[Texto fornecido]
Na primeira parte, Isaura está na fazenda em Campos dos Goytacazes, no Rio de Janeiro, vivendo sua vida de escrava bem prendada, mucama da noiva do filho de seus donos originais. Porém, ela é importunada a todo o momento por alguém querendo cortejá-la, inclusive o seu sinhô novo, Leôncio. Por ter essa paixão por Isaura, Leôncio não a liberta, como sua mãe havia pedido antes de morrer.

Mesmo assim, o pai de Isaura, Miguel, conversa com o pai de Leôncio e faz um trato no qual ele dará 10 contos de réis pela liberdade de sua filha. Ao chegar com a quantia na casa onde Isaura é escrava, eis que chega uma carta dizendo que o pai de Leôncio morreu, dando uma desculpa para Leôncio não libertar sua escrava.

[Registros de dados]

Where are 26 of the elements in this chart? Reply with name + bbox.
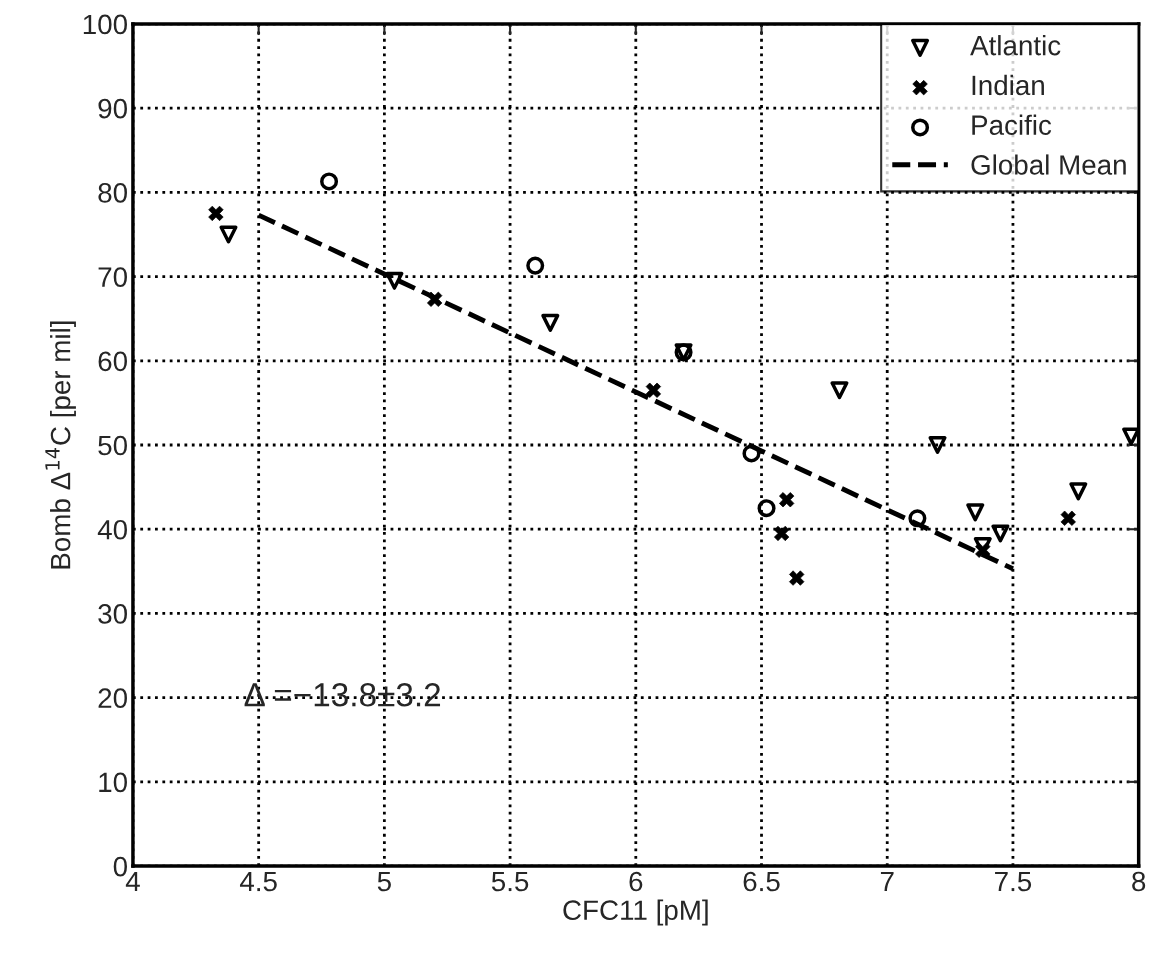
y-tick-label: 50 <box>98 435 127 456</box>
legend-label: Global Mean <box>971 154 1126 175</box>
annotation: Δ =−13.8±3.2 <box>244 683 441 707</box>
y-axis-title: Bomb Δ$^{14}$C [per mil] <box>45 321 76 569</box>
x-tick-label: 8 <box>1132 871 1146 892</box>
x-tick-label: 5 <box>377 871 391 892</box>
x-tick-label: 7 <box>880 871 894 892</box>
legend-label: Pacific <box>972 114 1052 136</box>
y-tick-label: 20 <box>98 688 127 708</box>
y-tick-label: 0 <box>113 856 127 877</box>
y-tick-label: 60 <box>98 351 127 372</box>
legend-label: Atlantic <box>970 35 1061 56</box>
y-tick-label: 100 <box>83 14 127 35</box>
x-tick-label: 6.5 <box>743 871 780 892</box>
y-tick-label: 70 <box>98 267 127 287</box>
y-tick-label: 30 <box>98 604 127 624</box>
y-tick-label: 10 <box>99 772 127 793</box>
x-tick-label: 4.5 <box>239 871 277 892</box>
x-axis-title: CFC11 [pM] <box>563 899 708 926</box>
y-tick-label: 80 <box>98 183 127 203</box>
y-tick-label: 90 <box>98 98 127 119</box>
x-tick-label: 7.5 <box>995 871 1032 892</box>
x-tick-label: 5.5 <box>491 871 529 892</box>
x-tick-label: 6 <box>629 871 643 892</box>
y-tick-label: 40 <box>97 519 127 540</box>
legend-label: Indian <box>972 74 1044 96</box>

[Tarefas a cumprir]
[1] Segundo o texto fornecido, por que Leôncio não liberta Isaura? Responda em uma a três frases.
[2] Converta as linhas dos registros em uma lista JSON de strings, com uma string por linha e sem as linhas em branco. Deixe as imagens de fora da resposta.

[Soluções dos exercícios]
[1] Leôncio não liberta Isaura porque tem paixão por ela. Por isso, deixa de cumprir o pedido que sua mãe havia feito antes de morrer.

[2]
[
  "Where are 26 of the elements in this chart? Reply with name + bbox.",
  "y-tick-label: 50 <box>98 435 127 456</box>",
  "legend-label: Global Mean <box>971 154 1126 175</box>",
  "annotation: Δ =−13.8±3.2 <box>244 683 441 707</box>",
  "y-axis-title: Bomb Δ$^{14}$C [per mil] <box>45 321 76 569</box>",
  "x-tick-label: 8 <box>1132 871 1146 892</box>",
  "x-tick-label: 5 <box>377 871 391 892</box>",
  "x-tick-label: 7 <box>880 871 894 892</box>",
  "legend-label: Pacific <box>972 114 1052 136</box>",
  "y-tick-label: 20 <box>98 688 127 708</box>",
  "y-tick-label: 0 <box>113 856 127 877</box>",
  "y-tick-label: 60 <box>98 351 127 372</box>",
  "legend-label: Atlantic <box>970 35 1061 56</box>",
  "y-tick-label: 100 <box>83 14 127 35</box>",
  "x-tick-label: 6.5 <box>743 871 780 892</box>",
  "y-tick-label: 70 <box>98 267 127 287</box>",
  "y-tick-label: 30 <box>98 604 127 624</box>",
  "y-tick-label: 10 <box>99 772 127 793</box>",
  "x-tick-label: 4.5 <box>239 871 277 892</box>",
  "x-axis-title: CFC11 [pM] <box>563 899 708 926</box>",
  "y-tick-label: 80 <box>98 183 127 203</box>",
  "y-tick-label: 90 <box>98 98 127 119</box>",
  "x-tick-label: 7.5 <box>995 871 1032 892</box>",
  "x-tick-label: 5.5 <box>491 871 529 892</box>",
  "x-tick-label: 6 <box>629 871 643 892</box>",
  "y-tick-label: 40 <box>97 519 127 540</box>",
  "legend-label: Indian <box>972 74 1044 96</box>"
]